--- Start Exercise input ---

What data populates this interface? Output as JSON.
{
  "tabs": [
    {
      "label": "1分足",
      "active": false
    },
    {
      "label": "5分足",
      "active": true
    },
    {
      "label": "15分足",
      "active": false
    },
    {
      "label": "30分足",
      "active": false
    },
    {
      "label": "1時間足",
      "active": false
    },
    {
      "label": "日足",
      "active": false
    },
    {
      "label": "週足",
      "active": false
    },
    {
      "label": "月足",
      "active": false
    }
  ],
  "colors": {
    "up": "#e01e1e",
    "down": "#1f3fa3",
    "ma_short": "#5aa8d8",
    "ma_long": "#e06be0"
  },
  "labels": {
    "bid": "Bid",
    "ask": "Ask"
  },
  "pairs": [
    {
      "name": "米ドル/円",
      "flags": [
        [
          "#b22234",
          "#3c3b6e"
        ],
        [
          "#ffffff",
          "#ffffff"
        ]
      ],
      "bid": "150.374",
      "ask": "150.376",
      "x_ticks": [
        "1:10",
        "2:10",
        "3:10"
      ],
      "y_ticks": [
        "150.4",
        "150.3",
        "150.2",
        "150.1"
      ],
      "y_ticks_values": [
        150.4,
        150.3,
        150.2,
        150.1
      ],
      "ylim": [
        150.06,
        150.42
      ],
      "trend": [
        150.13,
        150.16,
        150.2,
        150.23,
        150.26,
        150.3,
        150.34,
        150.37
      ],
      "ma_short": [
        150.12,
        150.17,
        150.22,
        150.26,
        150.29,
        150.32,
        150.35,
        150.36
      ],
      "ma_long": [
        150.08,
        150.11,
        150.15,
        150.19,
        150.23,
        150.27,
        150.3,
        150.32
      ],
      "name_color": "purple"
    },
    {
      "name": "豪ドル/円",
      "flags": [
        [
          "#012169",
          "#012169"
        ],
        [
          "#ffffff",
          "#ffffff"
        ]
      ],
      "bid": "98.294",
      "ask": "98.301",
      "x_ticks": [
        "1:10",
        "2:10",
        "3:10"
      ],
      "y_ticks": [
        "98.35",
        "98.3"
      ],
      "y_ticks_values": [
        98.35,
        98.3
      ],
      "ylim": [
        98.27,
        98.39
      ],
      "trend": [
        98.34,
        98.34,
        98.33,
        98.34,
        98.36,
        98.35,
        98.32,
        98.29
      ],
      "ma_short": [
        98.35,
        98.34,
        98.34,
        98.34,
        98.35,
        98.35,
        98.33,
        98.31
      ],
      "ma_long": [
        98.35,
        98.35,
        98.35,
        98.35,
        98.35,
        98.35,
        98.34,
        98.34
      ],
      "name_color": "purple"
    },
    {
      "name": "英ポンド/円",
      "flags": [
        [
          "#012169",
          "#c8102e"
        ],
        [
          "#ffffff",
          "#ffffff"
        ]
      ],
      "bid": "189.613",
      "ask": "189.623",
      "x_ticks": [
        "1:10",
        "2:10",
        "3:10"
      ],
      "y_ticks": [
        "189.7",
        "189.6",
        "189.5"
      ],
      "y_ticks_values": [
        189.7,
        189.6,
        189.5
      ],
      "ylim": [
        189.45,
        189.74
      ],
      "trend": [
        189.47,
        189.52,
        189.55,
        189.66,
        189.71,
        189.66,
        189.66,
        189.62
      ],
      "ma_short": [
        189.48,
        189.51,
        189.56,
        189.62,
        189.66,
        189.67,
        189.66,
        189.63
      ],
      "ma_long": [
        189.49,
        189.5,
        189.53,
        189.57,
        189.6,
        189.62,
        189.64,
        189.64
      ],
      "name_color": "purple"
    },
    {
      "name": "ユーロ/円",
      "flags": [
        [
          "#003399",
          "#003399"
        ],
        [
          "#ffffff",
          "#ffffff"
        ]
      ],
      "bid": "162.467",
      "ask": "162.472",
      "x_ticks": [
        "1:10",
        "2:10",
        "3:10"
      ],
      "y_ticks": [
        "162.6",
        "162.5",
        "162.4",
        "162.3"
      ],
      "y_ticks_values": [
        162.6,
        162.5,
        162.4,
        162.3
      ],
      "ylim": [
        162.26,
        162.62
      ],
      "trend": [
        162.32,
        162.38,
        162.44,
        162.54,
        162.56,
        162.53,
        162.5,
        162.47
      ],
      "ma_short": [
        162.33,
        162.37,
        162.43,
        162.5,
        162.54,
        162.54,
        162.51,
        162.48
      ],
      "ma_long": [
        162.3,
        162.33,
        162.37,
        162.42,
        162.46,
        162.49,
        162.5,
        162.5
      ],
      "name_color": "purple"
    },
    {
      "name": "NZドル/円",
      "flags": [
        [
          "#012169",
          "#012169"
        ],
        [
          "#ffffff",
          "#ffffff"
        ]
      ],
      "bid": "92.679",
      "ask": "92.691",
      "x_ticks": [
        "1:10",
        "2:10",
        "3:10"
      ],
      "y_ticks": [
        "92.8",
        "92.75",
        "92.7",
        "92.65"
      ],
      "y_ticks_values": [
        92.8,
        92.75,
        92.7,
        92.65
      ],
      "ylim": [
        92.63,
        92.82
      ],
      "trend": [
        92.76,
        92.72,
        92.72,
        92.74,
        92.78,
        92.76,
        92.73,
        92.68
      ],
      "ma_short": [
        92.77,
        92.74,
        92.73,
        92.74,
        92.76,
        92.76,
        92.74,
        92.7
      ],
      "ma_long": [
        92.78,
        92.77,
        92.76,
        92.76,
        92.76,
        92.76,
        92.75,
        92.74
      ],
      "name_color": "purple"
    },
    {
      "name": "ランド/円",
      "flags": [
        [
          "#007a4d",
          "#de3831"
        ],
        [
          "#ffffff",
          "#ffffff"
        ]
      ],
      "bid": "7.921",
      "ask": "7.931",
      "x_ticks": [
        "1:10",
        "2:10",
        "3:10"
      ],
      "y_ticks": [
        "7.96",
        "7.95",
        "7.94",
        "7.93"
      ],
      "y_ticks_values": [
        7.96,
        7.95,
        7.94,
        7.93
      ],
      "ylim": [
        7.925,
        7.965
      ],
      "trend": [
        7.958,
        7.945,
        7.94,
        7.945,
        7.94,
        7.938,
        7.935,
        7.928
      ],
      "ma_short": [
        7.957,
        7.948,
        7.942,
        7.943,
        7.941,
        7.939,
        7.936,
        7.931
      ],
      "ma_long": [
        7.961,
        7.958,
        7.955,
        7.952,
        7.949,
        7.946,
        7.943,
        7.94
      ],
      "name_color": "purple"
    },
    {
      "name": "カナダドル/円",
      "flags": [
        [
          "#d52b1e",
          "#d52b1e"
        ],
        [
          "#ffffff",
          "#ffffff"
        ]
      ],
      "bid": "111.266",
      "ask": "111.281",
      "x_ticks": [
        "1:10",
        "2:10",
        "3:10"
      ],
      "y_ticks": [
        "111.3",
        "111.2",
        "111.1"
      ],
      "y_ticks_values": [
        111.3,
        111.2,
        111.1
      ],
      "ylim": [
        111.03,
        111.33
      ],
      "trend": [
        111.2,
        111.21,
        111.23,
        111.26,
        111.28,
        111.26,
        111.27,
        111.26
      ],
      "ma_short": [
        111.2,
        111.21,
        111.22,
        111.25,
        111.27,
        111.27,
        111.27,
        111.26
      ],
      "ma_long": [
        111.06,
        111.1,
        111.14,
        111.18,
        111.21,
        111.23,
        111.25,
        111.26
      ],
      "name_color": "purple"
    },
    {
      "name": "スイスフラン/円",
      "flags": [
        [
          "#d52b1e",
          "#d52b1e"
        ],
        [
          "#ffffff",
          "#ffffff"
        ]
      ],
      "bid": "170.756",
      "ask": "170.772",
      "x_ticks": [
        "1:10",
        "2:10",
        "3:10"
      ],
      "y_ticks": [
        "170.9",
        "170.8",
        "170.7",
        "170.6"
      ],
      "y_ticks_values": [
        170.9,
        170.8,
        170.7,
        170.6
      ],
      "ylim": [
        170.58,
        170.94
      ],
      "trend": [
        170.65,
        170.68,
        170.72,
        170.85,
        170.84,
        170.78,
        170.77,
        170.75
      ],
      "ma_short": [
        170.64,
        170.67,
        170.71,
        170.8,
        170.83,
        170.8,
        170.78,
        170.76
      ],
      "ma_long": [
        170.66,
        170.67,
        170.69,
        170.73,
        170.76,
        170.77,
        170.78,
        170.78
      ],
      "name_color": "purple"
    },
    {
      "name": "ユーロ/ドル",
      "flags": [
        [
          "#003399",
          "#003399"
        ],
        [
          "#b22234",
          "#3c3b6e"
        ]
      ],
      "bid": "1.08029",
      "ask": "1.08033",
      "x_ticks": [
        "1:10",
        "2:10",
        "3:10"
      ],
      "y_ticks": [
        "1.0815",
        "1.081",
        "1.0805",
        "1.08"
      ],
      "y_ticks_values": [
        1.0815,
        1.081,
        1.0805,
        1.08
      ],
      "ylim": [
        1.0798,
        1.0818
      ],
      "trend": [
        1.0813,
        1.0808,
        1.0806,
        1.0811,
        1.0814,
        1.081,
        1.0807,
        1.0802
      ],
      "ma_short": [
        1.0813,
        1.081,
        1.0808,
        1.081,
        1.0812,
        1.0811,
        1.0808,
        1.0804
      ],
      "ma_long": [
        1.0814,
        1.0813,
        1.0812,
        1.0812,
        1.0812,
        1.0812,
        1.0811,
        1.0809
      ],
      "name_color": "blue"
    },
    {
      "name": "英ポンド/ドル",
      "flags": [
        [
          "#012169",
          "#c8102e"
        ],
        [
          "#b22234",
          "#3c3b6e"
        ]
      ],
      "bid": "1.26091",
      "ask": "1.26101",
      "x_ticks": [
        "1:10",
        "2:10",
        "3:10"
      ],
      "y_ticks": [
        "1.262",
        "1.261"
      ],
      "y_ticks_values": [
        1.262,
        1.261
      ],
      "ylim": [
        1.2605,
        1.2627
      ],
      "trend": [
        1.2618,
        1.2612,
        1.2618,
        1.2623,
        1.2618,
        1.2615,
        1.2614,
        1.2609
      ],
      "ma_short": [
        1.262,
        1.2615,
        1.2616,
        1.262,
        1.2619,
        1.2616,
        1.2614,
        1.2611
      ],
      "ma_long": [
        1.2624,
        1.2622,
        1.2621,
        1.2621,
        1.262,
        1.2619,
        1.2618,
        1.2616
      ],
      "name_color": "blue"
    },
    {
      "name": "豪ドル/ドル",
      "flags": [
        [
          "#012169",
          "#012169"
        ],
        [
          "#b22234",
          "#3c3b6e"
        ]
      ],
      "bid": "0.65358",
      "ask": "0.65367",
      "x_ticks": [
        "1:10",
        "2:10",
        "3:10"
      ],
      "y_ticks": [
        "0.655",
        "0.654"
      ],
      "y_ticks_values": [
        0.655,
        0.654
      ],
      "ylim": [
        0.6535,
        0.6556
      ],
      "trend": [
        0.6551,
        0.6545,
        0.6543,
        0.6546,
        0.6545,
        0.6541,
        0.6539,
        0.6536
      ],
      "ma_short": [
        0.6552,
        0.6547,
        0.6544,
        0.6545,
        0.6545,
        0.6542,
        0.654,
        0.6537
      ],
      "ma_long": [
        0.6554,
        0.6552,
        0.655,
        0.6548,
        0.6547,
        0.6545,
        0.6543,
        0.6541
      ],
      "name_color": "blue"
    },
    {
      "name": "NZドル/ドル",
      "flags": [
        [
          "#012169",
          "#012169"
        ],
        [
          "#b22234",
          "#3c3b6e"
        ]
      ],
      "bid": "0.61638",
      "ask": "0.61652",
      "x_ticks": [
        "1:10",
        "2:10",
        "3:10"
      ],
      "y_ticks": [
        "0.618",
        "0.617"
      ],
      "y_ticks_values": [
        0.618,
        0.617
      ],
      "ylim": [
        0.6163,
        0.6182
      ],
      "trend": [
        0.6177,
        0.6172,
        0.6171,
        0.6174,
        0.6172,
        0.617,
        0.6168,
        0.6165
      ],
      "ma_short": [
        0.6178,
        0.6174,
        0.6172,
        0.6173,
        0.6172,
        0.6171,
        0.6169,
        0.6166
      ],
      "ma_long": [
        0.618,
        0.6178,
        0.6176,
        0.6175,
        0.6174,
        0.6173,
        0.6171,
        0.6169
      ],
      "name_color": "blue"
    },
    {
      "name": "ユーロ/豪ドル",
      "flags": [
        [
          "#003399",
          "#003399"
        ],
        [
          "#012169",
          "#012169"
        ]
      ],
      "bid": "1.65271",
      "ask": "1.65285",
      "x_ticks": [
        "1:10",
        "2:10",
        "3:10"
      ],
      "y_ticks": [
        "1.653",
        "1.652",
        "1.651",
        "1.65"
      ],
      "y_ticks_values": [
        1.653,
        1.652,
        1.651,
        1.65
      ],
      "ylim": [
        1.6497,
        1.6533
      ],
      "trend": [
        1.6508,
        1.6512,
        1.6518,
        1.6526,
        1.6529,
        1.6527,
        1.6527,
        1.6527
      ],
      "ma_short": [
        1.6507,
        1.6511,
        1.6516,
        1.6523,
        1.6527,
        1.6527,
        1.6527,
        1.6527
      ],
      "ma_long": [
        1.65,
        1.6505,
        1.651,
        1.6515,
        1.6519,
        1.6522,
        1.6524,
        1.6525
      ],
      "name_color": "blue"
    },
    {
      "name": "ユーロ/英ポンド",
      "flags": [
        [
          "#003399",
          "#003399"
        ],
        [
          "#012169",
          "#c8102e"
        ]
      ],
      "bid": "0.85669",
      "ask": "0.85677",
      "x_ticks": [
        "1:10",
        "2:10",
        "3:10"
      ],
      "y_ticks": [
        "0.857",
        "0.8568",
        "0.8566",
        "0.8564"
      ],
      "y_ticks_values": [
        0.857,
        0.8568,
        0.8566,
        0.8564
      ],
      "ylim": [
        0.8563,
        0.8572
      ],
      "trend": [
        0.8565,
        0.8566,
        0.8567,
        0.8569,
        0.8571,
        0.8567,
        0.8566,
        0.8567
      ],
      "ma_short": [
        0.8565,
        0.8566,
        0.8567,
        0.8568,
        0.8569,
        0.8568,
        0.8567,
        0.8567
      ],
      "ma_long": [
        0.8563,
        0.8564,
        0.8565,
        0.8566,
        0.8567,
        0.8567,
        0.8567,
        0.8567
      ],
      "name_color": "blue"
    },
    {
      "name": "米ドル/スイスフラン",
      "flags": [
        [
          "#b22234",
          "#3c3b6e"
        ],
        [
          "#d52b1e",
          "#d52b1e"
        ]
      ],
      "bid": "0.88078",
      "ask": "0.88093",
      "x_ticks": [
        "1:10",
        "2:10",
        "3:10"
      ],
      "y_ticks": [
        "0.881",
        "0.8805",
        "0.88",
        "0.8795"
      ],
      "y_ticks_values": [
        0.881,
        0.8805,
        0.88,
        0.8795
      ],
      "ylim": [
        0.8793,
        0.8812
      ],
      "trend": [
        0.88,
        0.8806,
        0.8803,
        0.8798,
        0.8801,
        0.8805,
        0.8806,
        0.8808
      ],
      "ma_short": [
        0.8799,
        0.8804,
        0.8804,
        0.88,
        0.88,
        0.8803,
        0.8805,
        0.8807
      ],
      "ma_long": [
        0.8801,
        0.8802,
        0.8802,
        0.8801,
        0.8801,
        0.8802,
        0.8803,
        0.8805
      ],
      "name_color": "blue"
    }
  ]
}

--- End Exercise input ---
--- Start Exercise input ---

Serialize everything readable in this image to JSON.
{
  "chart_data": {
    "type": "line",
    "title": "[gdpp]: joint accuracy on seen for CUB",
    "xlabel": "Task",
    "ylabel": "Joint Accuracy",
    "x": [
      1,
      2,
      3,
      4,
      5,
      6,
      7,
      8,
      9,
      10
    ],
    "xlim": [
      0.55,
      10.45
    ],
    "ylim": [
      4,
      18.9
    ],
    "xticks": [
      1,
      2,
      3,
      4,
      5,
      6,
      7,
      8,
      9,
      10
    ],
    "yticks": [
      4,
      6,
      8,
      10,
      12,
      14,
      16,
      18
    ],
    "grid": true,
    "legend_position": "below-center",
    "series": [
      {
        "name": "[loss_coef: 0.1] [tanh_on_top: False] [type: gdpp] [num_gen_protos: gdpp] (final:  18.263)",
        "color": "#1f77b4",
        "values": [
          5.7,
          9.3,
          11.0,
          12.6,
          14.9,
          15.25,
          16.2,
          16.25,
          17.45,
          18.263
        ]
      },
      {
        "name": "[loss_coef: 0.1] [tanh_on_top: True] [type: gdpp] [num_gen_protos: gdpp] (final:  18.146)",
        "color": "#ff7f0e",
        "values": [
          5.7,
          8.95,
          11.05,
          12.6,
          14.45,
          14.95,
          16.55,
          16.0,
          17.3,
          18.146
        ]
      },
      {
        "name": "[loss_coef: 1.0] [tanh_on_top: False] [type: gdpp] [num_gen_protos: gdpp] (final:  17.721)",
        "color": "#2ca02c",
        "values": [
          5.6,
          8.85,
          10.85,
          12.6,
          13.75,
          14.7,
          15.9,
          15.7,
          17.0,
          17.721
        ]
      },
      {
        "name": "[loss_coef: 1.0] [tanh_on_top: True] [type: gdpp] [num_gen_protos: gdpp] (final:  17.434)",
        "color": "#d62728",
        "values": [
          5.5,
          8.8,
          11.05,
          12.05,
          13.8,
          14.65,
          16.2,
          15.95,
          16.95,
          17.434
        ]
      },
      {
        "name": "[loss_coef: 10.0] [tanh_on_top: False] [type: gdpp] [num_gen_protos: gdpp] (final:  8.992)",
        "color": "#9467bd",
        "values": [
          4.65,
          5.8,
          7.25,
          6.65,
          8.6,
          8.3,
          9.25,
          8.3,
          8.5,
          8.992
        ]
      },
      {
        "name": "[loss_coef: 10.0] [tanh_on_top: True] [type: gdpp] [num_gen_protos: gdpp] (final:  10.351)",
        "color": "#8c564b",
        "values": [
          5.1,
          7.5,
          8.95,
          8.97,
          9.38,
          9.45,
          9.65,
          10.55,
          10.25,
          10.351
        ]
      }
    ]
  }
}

--- End Exercise input ---

• [What is being asked] Among the lines of the material, find those that hold the word "JSON" and copy them.

• [Solution below]
What data populates this interface? Output as JSON.
Serialize everything readable in this image to JSON.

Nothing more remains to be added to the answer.